━━ Data

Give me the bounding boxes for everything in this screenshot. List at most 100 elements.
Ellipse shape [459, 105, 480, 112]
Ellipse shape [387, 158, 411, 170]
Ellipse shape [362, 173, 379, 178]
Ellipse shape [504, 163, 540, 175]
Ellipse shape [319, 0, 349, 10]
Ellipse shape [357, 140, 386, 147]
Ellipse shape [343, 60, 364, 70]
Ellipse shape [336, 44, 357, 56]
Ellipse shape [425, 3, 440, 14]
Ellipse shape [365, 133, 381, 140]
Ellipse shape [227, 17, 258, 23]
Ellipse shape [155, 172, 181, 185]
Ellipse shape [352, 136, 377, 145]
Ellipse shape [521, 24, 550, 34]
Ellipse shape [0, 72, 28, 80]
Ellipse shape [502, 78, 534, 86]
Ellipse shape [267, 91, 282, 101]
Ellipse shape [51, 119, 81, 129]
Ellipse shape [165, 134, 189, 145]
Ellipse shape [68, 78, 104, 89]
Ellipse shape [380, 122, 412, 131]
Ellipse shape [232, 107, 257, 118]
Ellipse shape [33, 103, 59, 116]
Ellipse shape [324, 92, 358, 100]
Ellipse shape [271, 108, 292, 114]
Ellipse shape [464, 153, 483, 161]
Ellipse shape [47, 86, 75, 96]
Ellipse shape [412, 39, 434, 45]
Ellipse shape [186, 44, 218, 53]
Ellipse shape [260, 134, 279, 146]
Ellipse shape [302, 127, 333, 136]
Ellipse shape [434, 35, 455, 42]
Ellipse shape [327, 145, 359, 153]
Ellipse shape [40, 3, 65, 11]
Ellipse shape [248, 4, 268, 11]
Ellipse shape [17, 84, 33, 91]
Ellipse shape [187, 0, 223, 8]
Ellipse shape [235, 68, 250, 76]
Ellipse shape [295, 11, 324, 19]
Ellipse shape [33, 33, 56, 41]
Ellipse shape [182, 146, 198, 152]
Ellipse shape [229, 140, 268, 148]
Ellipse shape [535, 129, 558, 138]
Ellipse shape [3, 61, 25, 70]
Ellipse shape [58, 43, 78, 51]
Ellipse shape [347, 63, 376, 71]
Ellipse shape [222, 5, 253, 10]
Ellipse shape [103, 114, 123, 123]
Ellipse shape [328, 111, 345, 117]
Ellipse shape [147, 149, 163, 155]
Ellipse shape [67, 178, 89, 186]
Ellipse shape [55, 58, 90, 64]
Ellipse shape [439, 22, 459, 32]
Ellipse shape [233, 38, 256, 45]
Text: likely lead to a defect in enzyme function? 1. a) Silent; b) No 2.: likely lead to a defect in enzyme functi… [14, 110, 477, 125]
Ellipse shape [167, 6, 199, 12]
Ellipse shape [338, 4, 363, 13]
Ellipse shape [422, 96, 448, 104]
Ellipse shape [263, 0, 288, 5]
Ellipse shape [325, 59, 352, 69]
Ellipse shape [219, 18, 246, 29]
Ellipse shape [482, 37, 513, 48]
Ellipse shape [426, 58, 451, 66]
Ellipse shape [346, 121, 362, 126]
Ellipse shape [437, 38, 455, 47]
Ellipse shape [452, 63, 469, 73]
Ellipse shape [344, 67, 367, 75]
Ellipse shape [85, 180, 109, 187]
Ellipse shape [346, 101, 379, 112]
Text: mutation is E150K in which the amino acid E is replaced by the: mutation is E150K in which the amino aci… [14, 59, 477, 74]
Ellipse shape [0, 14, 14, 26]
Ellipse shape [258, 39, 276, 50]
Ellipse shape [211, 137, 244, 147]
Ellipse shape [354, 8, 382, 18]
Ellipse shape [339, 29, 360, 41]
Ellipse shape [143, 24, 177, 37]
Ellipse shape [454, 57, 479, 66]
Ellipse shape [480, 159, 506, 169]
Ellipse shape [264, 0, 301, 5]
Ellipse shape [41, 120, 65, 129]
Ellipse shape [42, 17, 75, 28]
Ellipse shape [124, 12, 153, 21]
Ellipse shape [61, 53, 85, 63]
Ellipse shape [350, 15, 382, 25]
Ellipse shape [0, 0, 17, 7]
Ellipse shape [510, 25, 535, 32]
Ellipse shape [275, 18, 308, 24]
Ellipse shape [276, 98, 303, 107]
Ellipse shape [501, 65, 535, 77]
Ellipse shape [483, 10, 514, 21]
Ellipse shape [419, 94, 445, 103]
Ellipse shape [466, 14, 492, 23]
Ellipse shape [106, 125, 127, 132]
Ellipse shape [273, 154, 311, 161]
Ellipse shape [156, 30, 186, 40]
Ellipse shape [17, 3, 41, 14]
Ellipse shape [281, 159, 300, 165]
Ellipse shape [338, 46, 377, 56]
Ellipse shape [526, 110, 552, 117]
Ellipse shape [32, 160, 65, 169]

━━━━

Pull each line that includes the word "Text" out of the material above.

Answer to this task:
Text: likely lead to a defect in enzyme function? 1. a) Silent; b) No 2.: likely lead to a defect in enzyme functi… [14, 110, 477, 125]
Text: mutation is E150K in which the amino acid E is replaced by the: mutation is E150K in which the amino aci… [14, 59, 477, 74]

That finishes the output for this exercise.